■ **REQUEST**
Copy the data that follows exactly. Include no pictures.

Dataset entries on figures
§
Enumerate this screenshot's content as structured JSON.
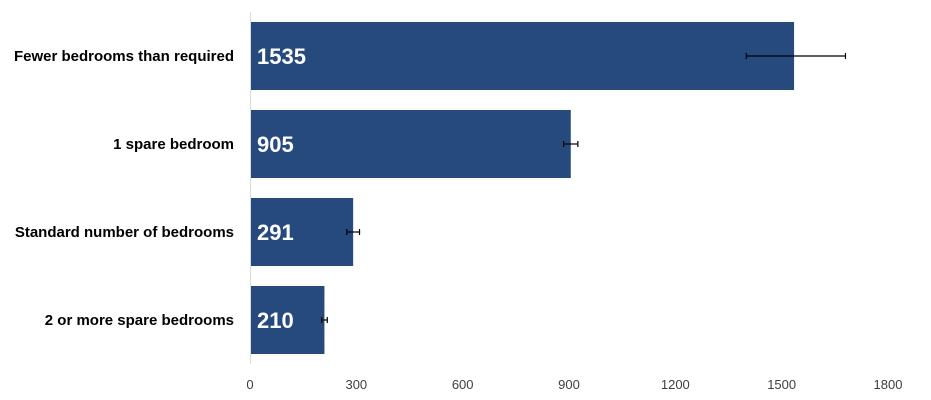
{
  "chart_data": {
    "type": "bar",
    "orientation": "horizontal",
    "title": "",
    "xlabel": "",
    "ylabel": "",
    "categories": [
      "Fewer bedrooms than required",
      "1 spare bedroom",
      "Standard number of bedrooms",
      "2 or more spare bedrooms"
    ],
    "values": [
      1535,
      905,
      291,
      210
    ],
    "error_bars": [
      {
        "low": 1400,
        "high": 1680
      },
      {
        "low": 885,
        "high": 925
      },
      {
        "low": 273,
        "high": 309
      },
      {
        "low": 202,
        "high": 218
      }
    ],
    "data_labels": [
      "1535",
      "905",
      "291",
      "210"
    ],
    "xlim": [
      0,
      1800
    ],
    "x_ticks": [
      0,
      300,
      600,
      900,
      1200,
      1500,
      1800
    ],
    "x_tick_labels": [
      "0",
      "300",
      "600",
      "900",
      "1200",
      "1500",
      "1800"
    ],
    "grid": false,
    "legend": "none",
    "colors": {
      "bar": "#264a7e",
      "axis": "#d9d9d9",
      "error_bar": "#000000",
      "data_label": "#ffffff"
    }
  }
}
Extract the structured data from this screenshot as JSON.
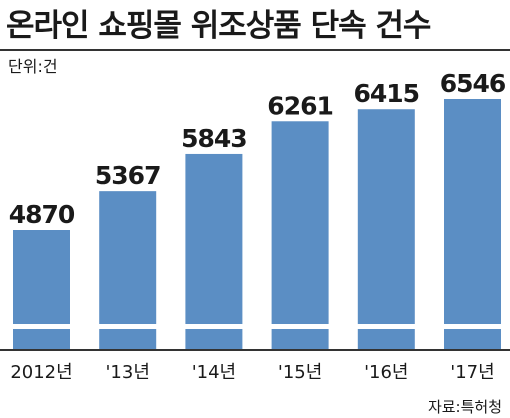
{
  "title": "온라인 쇼핑몰 위조상품 단속 건수",
  "unit": "단위:건",
  "source": "자료:특허청",
  "colors": {
    "bar": "#5b8ec4",
    "baseline": "#333333",
    "text": "#1a1a1a"
  },
  "chart_data": {
    "type": "bar",
    "categories": [
      "2012년",
      "'13년",
      "'14년",
      "'15년",
      "'16년",
      "'17년"
    ],
    "values": [
      4870,
      5367,
      5843,
      6261,
      6415,
      6546
    ],
    "data_labels": [
      "4870",
      "5367",
      "5843",
      "6261",
      "6415",
      "6546"
    ],
    "title": "온라인 쇼핑몰 위조상품 단속 건수",
    "xlabel": "",
    "ylabel": "",
    "axis_break": true,
    "grid": false,
    "legend": "none"
  }
}
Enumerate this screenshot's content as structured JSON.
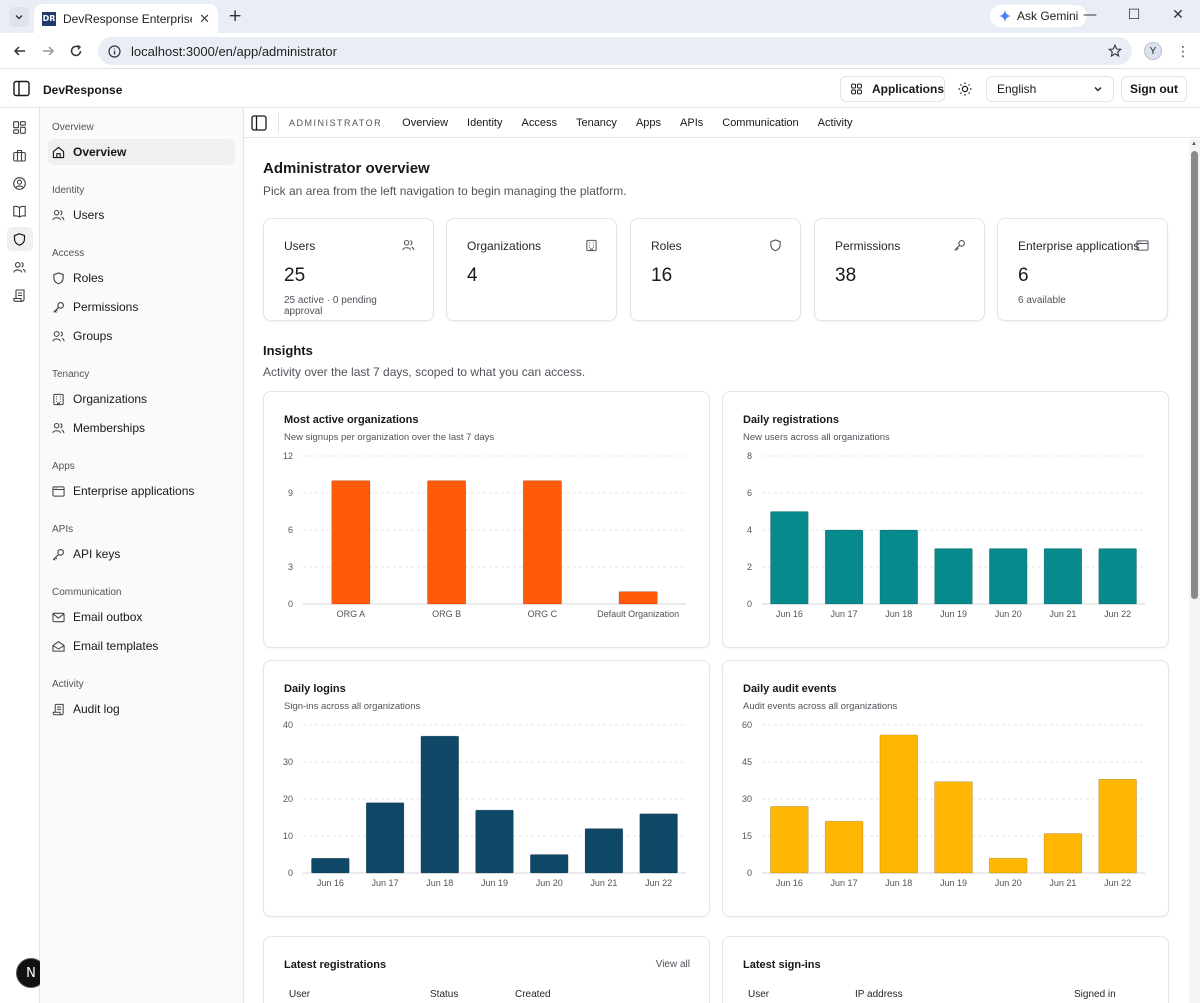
{
  "browser": {
    "tab_title": "DevResponse Enterprise",
    "favicon_text": "DR",
    "gemini_label": "Ask Gemini",
    "url": "localhost:3000/en/app/administrator",
    "profile_initial": "Y"
  },
  "header": {
    "brand": "DevResponse",
    "applications_label": "Applications",
    "language": "English",
    "signout_label": "Sign out"
  },
  "sidebar": {
    "groups": [
      {
        "label": "Overview",
        "items": [
          {
            "label": "Overview",
            "icon": "home-icon",
            "active": true
          }
        ]
      },
      {
        "label": "Identity",
        "items": [
          {
            "label": "Users",
            "icon": "users-icon"
          }
        ]
      },
      {
        "label": "Access",
        "items": [
          {
            "label": "Roles",
            "icon": "shield-icon"
          },
          {
            "label": "Permissions",
            "icon": "key-icon"
          },
          {
            "label": "Groups",
            "icon": "group-icon"
          }
        ]
      },
      {
        "label": "Tenancy",
        "items": [
          {
            "label": "Organizations",
            "icon": "building-icon"
          },
          {
            "label": "Memberships",
            "icon": "users-icon"
          }
        ]
      },
      {
        "label": "Apps",
        "items": [
          {
            "label": "Enterprise applications",
            "icon": "app-window-icon"
          }
        ]
      },
      {
        "label": "APIs",
        "items": [
          {
            "label": "API keys",
            "icon": "key-round-icon"
          }
        ]
      },
      {
        "label": "Communication",
        "items": [
          {
            "label": "Email outbox",
            "icon": "mail-icon"
          },
          {
            "label": "Email templates",
            "icon": "mail-open-icon"
          }
        ]
      },
      {
        "label": "Activity",
        "items": [
          {
            "label": "Audit log",
            "icon": "scroll-icon"
          }
        ]
      }
    ]
  },
  "top_tabs": {
    "section": "ADMINISTRATOR",
    "tabs": [
      "Overview",
      "Identity",
      "Access",
      "Tenancy",
      "Apps",
      "APIs",
      "Communication",
      "Activity"
    ]
  },
  "page": {
    "title": "Administrator overview",
    "subtitle": "Pick an area from the left navigation to begin managing the platform."
  },
  "stats": [
    {
      "label": "Users",
      "value": "25",
      "hint": "25 active · 0 pending approval",
      "icon": "users-icon"
    },
    {
      "label": "Organizations",
      "value": "4",
      "hint": "",
      "icon": "building-icon"
    },
    {
      "label": "Roles",
      "value": "16",
      "hint": "",
      "icon": "shield-icon"
    },
    {
      "label": "Permissions",
      "value": "38",
      "hint": "",
      "icon": "key-icon"
    },
    {
      "label": "Enterprise applications",
      "value": "6",
      "hint": "6 available",
      "icon": "app-window-icon"
    }
  ],
  "insights": {
    "title": "Insights",
    "subtitle": "Activity over the last 7 days, scoped to what you can access."
  },
  "chart_data": [
    {
      "type": "bar",
      "title": "Most active organizations",
      "subtitle": "New signups per organization over the last 7 days",
      "categories": [
        "ORG A",
        "ORG B",
        "ORG C",
        "Default Organization"
      ],
      "values": [
        10,
        10,
        10,
        1
      ],
      "ylim": [
        0,
        12
      ],
      "yticks": [
        0,
        3,
        6,
        9,
        12
      ],
      "color": "#ff5a0a",
      "grid": true
    },
    {
      "type": "bar",
      "title": "Daily registrations",
      "subtitle": "New users across all organizations",
      "categories": [
        "Jun 16",
        "Jun 17",
        "Jun 18",
        "Jun 19",
        "Jun 20",
        "Jun 21",
        "Jun 22"
      ],
      "values": [
        5,
        4,
        4,
        3,
        3,
        3,
        3
      ],
      "ylim": [
        0,
        8
      ],
      "yticks": [
        0,
        2,
        4,
        6,
        8
      ],
      "color": "#078a8c",
      "grid": true
    },
    {
      "type": "bar",
      "title": "Daily logins",
      "subtitle": "Sign-ins across all organizations",
      "categories": [
        "Jun 16",
        "Jun 17",
        "Jun 18",
        "Jun 19",
        "Jun 20",
        "Jun 21",
        "Jun 22"
      ],
      "values": [
        4,
        19,
        37,
        17,
        5,
        12,
        16
      ],
      "ylim": [
        0,
        40
      ],
      "yticks": [
        0,
        10,
        20,
        30,
        40
      ],
      "color": "#0e4866",
      "grid": true
    },
    {
      "type": "bar",
      "title": "Daily audit events",
      "subtitle": "Audit events across all organizations",
      "categories": [
        "Jun 16",
        "Jun 17",
        "Jun 18",
        "Jun 19",
        "Jun 20",
        "Jun 21",
        "Jun 22"
      ],
      "values": [
        27,
        21,
        56,
        37,
        6,
        16,
        38
      ],
      "ylim": [
        0,
        60
      ],
      "yticks": [
        0,
        15,
        30,
        45,
        60
      ],
      "color": "#ffb703",
      "grid": true
    }
  ],
  "tables": [
    {
      "title": "Latest registrations",
      "action": "View all",
      "columns": [
        "User",
        "Status",
        "Created"
      ]
    },
    {
      "title": "Latest sign-ins",
      "action": "",
      "columns": [
        "User",
        "IP address",
        "Signed in"
      ]
    }
  ],
  "dev_badge": "N"
}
§
■ **SOLUTION TO THIS TASK**
Enumerate this screenshot's content as structured JSON.
{
  "chart_data": {
    "type": "bar",
    "orientation": "horizontal",
    "title": "",
    "xlabel": "",
    "ylabel": "",
    "categories": [
      "Fewer bedrooms than required",
      "1 spare bedroom",
      "Standard number of bedrooms",
      "2 or more spare bedrooms"
    ],
    "values": [
      1535,
      905,
      291,
      210
    ],
    "error_bars": [
      {
        "low": 1400,
        "high": 1680
      },
      {
        "low": 885,
        "high": 925
      },
      {
        "low": 273,
        "high": 309
      },
      {
        "low": 202,
        "high": 218
      }
    ],
    "data_labels": [
      "1535",
      "905",
      "291",
      "210"
    ],
    "xlim": [
      0,
      1800
    ],
    "x_ticks": [
      0,
      300,
      600,
      900,
      1200,
      1500,
      1800
    ],
    "x_tick_labels": [
      "0",
      "300",
      "600",
      "900",
      "1200",
      "1500",
      "1800"
    ],
    "grid": false,
    "legend": "none",
    "colors": {
      "bar": "#264a7e",
      "axis": "#d9d9d9",
      "error_bar": "#000000",
      "data_label": "#ffffff"
    }
  }
}
Extract the structured data from this screenshot as JSON.
{
  "title": "온라인 쇼핑몰 위조상품 단속 건수",
  "unit": "단위:건",
  "source": "자료:특허청",
  "colors": {
    "bar": "#5b8ec4",
    "baseline": "#333333",
    "text": "#1a1a1a"
  },
  "chart_data": {
    "type": "bar",
    "categories": [
      "2012년",
      "'13년",
      "'14년",
      "'15년",
      "'16년",
      "'17년"
    ],
    "values": [
      4870,
      5367,
      5843,
      6261,
      6415,
      6546
    ],
    "data_labels": [
      "4870",
      "5367",
      "5843",
      "6261",
      "6415",
      "6546"
    ],
    "title": "온라인 쇼핑몰 위조상품 단속 건수",
    "xlabel": "",
    "ylabel": "",
    "axis_break": true,
    "grid": false,
    "legend": "none"
  }
}
Enumerate this screenshot's content as structured JSON.
{
  "browser": {
    "tab_title": "DevResponse Enterprise",
    "favicon_text": "DR",
    "gemini_label": "Ask Gemini",
    "url": "localhost:3000/en/app/administrator",
    "profile_initial": "Y"
  },
  "header": {
    "brand": "DevResponse",
    "applications_label": "Applications",
    "language": "English",
    "signout_label": "Sign out"
  },
  "sidebar": {
    "groups": [
      {
        "label": "Overview",
        "items": [
          {
            "label": "Overview",
            "icon": "home-icon",
            "active": true
          }
        ]
      },
      {
        "label": "Identity",
        "items": [
          {
            "label": "Users",
            "icon": "users-icon"
          }
        ]
      },
      {
        "label": "Access",
        "items": [
          {
            "label": "Roles",
            "icon": "shield-icon"
          },
          {
            "label": "Permissions",
            "icon": "key-icon"
          },
          {
            "label": "Groups",
            "icon": "group-icon"
          }
        ]
      },
      {
        "label": "Tenancy",
        "items": [
          {
            "label": "Organizations",
            "icon": "building-icon"
          },
          {
            "label": "Memberships",
            "icon": "users-icon"
          }
        ]
      },
      {
        "label": "Apps",
        "items": [
          {
            "label": "Enterprise applications",
            "icon": "app-window-icon"
          }
        ]
      },
      {
        "label": "APIs",
        "items": [
          {
            "label": "API keys",
            "icon": "key-round-icon"
          }
        ]
      },
      {
        "label": "Communication",
        "items": [
          {
            "label": "Email outbox",
            "icon": "mail-icon"
          },
          {
            "label": "Email templates",
            "icon": "mail-open-icon"
          }
        ]
      },
      {
        "label": "Activity",
        "items": [
          {
            "label": "Audit log",
            "icon": "scroll-icon"
          }
        ]
      }
    ]
  },
  "top_tabs": {
    "section": "ADMINISTRATOR",
    "tabs": [
      "Overview",
      "Identity",
      "Access",
      "Tenancy",
      "Apps",
      "APIs",
      "Communication",
      "Activity"
    ]
  },
  "page": {
    "title": "Administrator overview",
    "subtitle": "Pick an area from the left navigation to begin managing the platform."
  },
  "stats": [
    {
      "label": "Users",
      "value": "25",
      "hint": "25 active · 0 pending approval",
      "icon": "users-icon"
    },
    {
      "label": "Organizations",
      "value": "4",
      "hint": "",
      "icon": "building-icon"
    },
    {
      "label": "Roles",
      "value": "16",
      "hint": "",
      "icon": "shield-icon"
    },
    {
      "label": "Permissions",
      "value": "38",
      "hint": "",
      "icon": "key-icon"
    },
    {
      "label": "Enterprise applications",
      "value": "6",
      "hint": "6 available",
      "icon": "app-window-icon"
    }
  ],
  "insights": {
    "title": "Insights",
    "subtitle": "Activity over the last 7 days, scoped to what you can access."
  },
  "chart_data": [
    {
      "type": "bar",
      "title": "Most active organizations",
      "subtitle": "New signups per organization over the last 7 days",
      "categories": [
        "ORG A",
        "ORG B",
        "ORG C",
        "Default Organization"
      ],
      "values": [
        10,
        10,
        10,
        1
      ],
      "ylim": [
        0,
        12
      ],
      "yticks": [
        0,
        3,
        6,
        9,
        12
      ],
      "color": "#ff5a0a",
      "grid": true
    },
    {
      "type": "bar",
      "title": "Daily registrations",
      "subtitle": "New users across all organizations",
      "categories": [
        "Jun 16",
        "Jun 17",
        "Jun 18",
        "Jun 19",
        "Jun 20",
        "Jun 21",
        "Jun 22"
      ],
      "values": [
        5,
        4,
        4,
        3,
        3,
        3,
        3
      ],
      "ylim": [
        0,
        8
      ],
      "yticks": [
        0,
        2,
        4,
        6,
        8
      ],
      "color": "#078a8c",
      "grid": true
    },
    {
      "type": "bar",
      "title": "Daily logins",
      "subtitle": "Sign-ins across all organizations",
      "categories": [
        "Jun 16",
        "Jun 17",
        "Jun 18",
        "Jun 19",
        "Jun 20",
        "Jun 21",
        "Jun 22"
      ],
      "values": [
        4,
        19,
        37,
        17,
        5,
        12,
        16
      ],
      "ylim": [
        0,
        40
      ],
      "yticks": [
        0,
        10,
        20,
        30,
        40
      ],
      "color": "#0e4866",
      "grid": true
    },
    {
      "type": "bar",
      "title": "Daily audit events",
      "subtitle": "Audit events across all organizations",
      "categories": [
        "Jun 16",
        "Jun 17",
        "Jun 18",
        "Jun 19",
        "Jun 20",
        "Jun 21",
        "Jun 22"
      ],
      "values": [
        27,
        21,
        56,
        37,
        6,
        16,
        38
      ],
      "ylim": [
        0,
        60
      ],
      "yticks": [
        0,
        15,
        30,
        45,
        60
      ],
      "color": "#ffb703",
      "grid": true
    }
  ],
  "tables": [
    {
      "title": "Latest registrations",
      "action": "View all",
      "columns": [
        "User",
        "Status",
        "Created"
      ]
    },
    {
      "title": "Latest sign-ins",
      "action": "",
      "columns": [
        "User",
        "IP address",
        "Signed in"
      ]
    }
  ],
  "dev_badge": "N"
}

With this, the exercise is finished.